▶ What to work on
Are you able to retype all the records below exactly?

═════ Task inputs

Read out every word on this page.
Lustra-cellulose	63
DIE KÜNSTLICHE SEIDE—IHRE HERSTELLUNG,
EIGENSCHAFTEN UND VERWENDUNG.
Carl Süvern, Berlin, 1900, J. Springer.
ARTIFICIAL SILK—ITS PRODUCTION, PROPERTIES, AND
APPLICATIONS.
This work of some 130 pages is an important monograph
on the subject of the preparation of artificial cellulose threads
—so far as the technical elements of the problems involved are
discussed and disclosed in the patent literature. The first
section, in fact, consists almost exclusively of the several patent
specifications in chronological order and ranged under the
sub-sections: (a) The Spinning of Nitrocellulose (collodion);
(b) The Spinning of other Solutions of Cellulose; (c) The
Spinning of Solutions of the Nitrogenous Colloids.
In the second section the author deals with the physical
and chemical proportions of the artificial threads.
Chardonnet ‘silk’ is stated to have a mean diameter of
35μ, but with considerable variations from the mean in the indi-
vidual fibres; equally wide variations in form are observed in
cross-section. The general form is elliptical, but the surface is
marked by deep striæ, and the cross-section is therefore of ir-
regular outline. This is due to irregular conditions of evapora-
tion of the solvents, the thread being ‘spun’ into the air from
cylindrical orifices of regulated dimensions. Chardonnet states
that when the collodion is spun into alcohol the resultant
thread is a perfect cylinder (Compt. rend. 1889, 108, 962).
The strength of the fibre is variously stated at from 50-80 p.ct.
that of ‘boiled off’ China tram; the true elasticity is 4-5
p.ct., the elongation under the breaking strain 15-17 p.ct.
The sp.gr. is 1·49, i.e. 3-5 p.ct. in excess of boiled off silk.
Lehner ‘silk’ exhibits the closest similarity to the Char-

══════════

▶ Written answer
Read out every word on this page.
Lustra-cellulose	63
DIE KÜNSTLICHE SEIDE—IHRE HERSTELLUNG,
EIGENSCHAFTEN UND VERWENDUNG.
Carl Süvern, Berlin, 1900, J. Springer.
ARTIFICIAL SILK—ITS PRODUCTION, PROPERTIES, AND
APPLICATIONS.
This work of some 130 pages is an important monograph
on the subject of the preparation of artificial cellulose threads
—so far as the technical elements of the problems involved are
discussed and disclosed in the patent literature. The first
section, in fact, consists almost exclusively of the several patent
specifications in chronological order and ranged under the
sub-sections: (a) The Spinning of Nitrocellulose (collodion);
(b) The Spinning of other Solutions of Cellulose; (c) The
Spinning of Solutions of the Nitrogenous Colloids.
In the second section the author deals with the physical
and chemical proportions of the artificial threads.
Chardonnet ‘silk’ is stated to have a mean diameter of
35μ, but with considerable variations from the mean in the indi-
vidual fibres; equally wide variations in form are observed in
cross-section. The general form is elliptical, but the surface is
marked by deep striæ, and the cross-section is therefore of ir-
regular outline. This is due to irregular conditions of evapora-
tion of the solvents, the thread being ‘spun’ into the air from
cylindrical orifices of regulated dimensions. Chardonnet states
that when the collodion is spun into alcohol the resultant
thread is a perfect cylinder (Compt. rend. 1889, 108, 962).
The strength of the fibre is variously stated at from 50-80 p.ct.
that of ‘boiled off’ China tram; the true elasticity is 4-5
p.ct., the elongation under the breaking strain 15-17 p.ct.
The sp.gr. is 1·49, i.e. 3-5 p.ct. in excess of boiled off silk.
Lehner ‘silk’ exhibits the closest similarity to the Char-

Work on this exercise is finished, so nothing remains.